>> BEGIN GIVEN PASSAGE
I have no idea where you got that number from....

- Jusaquikie

tan(pi/2) lol

- TuringTest

I'm gonna take a wild guess and say you left your calculator in degree mode

- Jusaquikie

yes

- TuringTest

\[\tan x=\frac{\sin x}{\cos x}\]so\[\tan (\pi/2)=\frac{\sin (\pi/2)}{\cos (\pi/2)}=?\]

- Jusaquikie

1/0= undefined

- TuringTest

right, now what about coming from the right, x>pi/2
will cosince be positive or negative approaching pi/2 from the right?

- TuringTest

cosine*

- Jusaquikie

positive and increasing to 1?

- TuringTest

no, what is the cosine of pi/2 ?

- Jusaquikie

0 sorry was thinking sin

- Jusaquikie

so negative

- TuringTest

correct, so as \(x\to\pi/2^+\) we have that \(\cos x\to0\), which means that\[\lim_{x\to\pi/2^+}\tan x=?\]

- Jusaquikie

0

- TuringTest

no, think in terms of sin and cos

- Jusaquikie

anything with Euler's number just confuses me, i'm not sure how to treat it

- Jusaquikie

2pi

- TuringTest

ignore Euler's number, it could be any exponential base, the answer would be the same...\[\lim_{x\to\pi/2^+}\frac{\sin x}{\cos x}=?\]what is sine approaching?
what is cos approaching?

- TuringTest

what is sine approaching?
what is cos approaching?

- Jusaquikie

1,0

- TuringTest

and is that zero being approached from the negative or positive side?

- Jusaquikie

negative?

- TuringTest

correct, so considering that\[\lim_{x\to\pi/2^+}\tan x=\lim_{x\to\pi/2^+}\frac{\sin x}{\cos x}\to\frac10\]and that that zero is being approached from the negative side, what is the limit?
>> END GIVEN PASSAGE
>> BEGIN MATERIAL SUPPLIED
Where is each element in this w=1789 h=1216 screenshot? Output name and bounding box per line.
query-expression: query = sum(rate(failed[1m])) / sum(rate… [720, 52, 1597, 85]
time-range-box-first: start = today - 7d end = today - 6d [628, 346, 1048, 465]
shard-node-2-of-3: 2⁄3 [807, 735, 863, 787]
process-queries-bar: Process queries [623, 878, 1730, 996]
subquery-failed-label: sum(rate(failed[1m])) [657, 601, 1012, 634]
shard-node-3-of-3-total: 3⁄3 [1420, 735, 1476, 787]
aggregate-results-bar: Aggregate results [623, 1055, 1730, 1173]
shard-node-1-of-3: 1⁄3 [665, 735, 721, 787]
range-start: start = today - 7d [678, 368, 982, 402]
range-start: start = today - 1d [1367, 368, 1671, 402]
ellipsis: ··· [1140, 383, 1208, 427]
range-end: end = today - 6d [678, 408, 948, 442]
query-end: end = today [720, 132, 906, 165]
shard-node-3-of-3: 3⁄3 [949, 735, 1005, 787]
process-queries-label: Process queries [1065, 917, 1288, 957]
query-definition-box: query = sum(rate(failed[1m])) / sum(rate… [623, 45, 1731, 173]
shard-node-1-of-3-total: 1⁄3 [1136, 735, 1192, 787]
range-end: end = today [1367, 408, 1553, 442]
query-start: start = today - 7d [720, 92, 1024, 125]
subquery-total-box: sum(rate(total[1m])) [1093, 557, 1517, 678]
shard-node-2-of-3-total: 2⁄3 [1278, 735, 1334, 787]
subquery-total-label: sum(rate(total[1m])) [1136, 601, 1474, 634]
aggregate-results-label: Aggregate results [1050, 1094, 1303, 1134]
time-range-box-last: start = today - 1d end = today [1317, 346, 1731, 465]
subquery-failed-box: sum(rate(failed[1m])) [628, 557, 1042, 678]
>> END MATERIAL SUPPLIED
## AIM OF THE EXERCISE
Continue the forum thread on the limit of tan x as x approaches pi/2 from the right, starting after its last post.

## TASK RESULT
- Jusaquikie

i can't visualize it and i'm not sure how to graph it in my calculator so i'm trying to relate it to the unit circle

- Jusaquikie

-infinity?

- Jusaquikie

no + infinity

- TuringTest

|dw:1347837808350:dw|you were right the first time, -infty

- TuringTest

positive number (sine) being divided by a small negative number (cosine) is a large negative number

- TuringTest

\[\frac1{-0.1}=-10\]\[\frac1{-0.01}=-100\]\[\frac1{-0.001}=-1000\]etc., so as cos x goes to zero from x>pi/2 we approach \(-\infty\)

- TuringTest

hence\[\lim_{x\to\pi/2^+}\tan x=-\infty\]

- Jusaquikie

ok

- TuringTest

so then what is\[\lim_{x\to\pi/2^+}8e^{\tan x}\]

- Jusaquikie

zero?

- TuringTest

correct :)

- Jusaquikie

thanks for the long journey, i'm just really tired and burnt out right now, sorry you had to work so hard on this one

- TuringTest

it's fine, much better than just pumping out an answer you won't comprehend
hopefully you learned something is the idea ;)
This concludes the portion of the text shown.